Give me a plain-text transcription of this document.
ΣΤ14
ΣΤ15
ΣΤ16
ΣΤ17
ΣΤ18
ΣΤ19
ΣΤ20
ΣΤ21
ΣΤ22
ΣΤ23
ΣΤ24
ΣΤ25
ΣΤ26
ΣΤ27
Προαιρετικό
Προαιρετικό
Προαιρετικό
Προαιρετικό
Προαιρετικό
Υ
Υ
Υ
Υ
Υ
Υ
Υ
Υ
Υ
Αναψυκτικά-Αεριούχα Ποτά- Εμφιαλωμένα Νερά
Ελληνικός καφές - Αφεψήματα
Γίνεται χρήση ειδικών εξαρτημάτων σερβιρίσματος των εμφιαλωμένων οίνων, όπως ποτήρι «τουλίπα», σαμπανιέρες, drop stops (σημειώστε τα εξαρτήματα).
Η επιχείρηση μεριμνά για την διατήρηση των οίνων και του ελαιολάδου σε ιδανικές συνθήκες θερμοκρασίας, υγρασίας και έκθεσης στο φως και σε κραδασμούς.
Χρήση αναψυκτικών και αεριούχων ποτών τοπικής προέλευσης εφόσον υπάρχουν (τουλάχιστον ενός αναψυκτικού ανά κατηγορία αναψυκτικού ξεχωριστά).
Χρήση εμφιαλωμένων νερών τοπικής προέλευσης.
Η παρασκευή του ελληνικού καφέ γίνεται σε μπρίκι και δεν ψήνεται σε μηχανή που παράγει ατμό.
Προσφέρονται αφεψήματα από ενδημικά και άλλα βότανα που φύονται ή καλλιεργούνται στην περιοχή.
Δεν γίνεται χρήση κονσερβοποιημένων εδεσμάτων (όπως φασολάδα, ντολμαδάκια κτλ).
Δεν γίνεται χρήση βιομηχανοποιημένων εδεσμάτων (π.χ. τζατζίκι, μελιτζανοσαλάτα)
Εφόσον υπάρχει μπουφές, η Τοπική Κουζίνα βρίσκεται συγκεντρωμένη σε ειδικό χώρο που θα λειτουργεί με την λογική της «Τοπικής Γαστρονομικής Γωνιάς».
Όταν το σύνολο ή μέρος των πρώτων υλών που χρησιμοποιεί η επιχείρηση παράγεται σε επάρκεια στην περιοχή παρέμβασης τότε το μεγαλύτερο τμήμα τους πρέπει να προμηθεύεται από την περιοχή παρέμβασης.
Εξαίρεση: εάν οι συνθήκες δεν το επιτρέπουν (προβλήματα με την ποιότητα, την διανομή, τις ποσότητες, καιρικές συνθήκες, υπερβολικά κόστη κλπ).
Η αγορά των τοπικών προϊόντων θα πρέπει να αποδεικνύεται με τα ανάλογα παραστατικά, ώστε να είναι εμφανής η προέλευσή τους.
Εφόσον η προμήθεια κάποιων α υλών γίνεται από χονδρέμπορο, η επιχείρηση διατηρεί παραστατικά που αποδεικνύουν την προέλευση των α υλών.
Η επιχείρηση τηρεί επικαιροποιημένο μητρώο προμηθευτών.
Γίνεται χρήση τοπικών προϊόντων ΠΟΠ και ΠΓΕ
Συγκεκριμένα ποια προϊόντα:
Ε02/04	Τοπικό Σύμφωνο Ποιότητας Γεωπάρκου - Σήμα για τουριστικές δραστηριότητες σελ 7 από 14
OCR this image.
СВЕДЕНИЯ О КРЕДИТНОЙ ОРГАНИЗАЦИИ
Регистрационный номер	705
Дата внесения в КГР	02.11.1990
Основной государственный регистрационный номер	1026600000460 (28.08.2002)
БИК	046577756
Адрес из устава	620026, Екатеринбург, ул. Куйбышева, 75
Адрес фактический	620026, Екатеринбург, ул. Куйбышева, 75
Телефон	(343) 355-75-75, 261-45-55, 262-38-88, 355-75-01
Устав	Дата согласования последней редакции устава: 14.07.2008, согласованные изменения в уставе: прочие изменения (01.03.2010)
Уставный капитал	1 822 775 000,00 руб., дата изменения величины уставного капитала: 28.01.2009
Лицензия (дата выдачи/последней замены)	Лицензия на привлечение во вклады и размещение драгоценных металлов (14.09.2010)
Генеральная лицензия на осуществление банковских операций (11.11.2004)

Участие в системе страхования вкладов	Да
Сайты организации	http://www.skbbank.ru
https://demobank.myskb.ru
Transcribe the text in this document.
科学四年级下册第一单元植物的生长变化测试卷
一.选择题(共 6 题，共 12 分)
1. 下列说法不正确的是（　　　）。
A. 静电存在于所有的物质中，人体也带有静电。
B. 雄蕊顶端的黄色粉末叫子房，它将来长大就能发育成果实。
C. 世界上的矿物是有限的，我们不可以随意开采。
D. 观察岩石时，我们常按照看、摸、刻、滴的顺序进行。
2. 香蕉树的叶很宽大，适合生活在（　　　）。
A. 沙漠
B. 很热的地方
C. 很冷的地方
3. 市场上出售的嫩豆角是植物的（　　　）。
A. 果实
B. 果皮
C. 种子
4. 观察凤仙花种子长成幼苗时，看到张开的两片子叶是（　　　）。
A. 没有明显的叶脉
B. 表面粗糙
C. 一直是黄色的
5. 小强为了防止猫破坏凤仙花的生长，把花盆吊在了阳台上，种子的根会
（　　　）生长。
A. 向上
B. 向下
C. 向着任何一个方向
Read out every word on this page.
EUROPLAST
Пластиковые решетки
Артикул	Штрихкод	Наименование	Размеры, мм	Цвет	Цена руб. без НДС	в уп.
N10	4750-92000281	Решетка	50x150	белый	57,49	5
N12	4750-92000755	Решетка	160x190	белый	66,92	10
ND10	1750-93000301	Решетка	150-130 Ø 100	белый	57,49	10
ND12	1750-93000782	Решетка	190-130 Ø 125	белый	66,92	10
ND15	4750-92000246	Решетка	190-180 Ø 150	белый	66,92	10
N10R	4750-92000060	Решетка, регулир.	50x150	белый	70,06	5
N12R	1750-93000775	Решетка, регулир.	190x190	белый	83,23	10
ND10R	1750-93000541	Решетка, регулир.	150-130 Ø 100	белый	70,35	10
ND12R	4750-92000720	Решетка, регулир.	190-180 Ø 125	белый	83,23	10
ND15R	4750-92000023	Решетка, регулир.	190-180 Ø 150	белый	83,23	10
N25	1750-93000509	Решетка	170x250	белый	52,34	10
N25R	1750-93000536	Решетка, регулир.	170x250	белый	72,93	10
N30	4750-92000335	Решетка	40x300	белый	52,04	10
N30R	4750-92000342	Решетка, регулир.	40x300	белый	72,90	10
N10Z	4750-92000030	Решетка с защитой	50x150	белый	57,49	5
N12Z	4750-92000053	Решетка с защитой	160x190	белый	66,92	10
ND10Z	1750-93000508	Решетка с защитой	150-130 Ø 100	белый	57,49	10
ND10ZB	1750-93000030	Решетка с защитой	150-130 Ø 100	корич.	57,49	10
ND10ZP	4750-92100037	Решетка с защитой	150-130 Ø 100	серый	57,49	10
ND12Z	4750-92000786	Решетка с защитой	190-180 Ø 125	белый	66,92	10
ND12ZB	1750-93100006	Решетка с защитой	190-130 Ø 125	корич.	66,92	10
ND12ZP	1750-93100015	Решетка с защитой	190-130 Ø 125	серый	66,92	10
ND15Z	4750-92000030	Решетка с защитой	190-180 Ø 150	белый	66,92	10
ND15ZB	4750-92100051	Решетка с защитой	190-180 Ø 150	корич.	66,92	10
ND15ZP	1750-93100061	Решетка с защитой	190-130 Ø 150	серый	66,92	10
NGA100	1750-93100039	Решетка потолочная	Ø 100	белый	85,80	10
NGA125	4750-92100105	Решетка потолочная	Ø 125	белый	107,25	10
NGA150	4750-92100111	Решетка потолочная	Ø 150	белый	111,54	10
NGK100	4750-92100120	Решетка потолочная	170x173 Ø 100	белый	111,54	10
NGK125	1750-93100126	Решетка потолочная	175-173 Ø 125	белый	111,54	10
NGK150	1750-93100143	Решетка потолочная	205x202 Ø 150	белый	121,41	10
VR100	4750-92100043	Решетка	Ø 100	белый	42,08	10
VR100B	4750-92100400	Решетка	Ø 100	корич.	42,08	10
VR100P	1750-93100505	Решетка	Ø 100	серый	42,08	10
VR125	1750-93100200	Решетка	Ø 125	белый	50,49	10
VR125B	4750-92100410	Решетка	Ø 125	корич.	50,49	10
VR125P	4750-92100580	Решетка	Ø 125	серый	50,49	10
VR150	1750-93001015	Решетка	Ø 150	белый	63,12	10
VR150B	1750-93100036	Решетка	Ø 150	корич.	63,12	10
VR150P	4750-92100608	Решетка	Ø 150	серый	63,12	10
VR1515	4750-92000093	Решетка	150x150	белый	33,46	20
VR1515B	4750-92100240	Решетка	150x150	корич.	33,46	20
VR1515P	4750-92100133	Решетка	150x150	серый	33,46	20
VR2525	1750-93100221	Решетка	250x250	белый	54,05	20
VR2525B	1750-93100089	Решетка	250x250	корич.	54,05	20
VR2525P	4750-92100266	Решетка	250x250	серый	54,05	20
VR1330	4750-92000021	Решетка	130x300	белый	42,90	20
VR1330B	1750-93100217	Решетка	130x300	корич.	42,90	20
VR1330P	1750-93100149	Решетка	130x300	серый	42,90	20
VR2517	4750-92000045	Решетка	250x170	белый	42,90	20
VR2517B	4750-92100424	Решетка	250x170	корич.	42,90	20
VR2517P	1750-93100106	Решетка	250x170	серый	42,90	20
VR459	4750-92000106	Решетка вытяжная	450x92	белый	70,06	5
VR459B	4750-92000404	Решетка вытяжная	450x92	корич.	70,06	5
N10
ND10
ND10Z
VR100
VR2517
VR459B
- - - - -
* **The problem**
From the records above, work out how many lines contain the string "Адрес". Give only the number.

* **Completed exercise**
2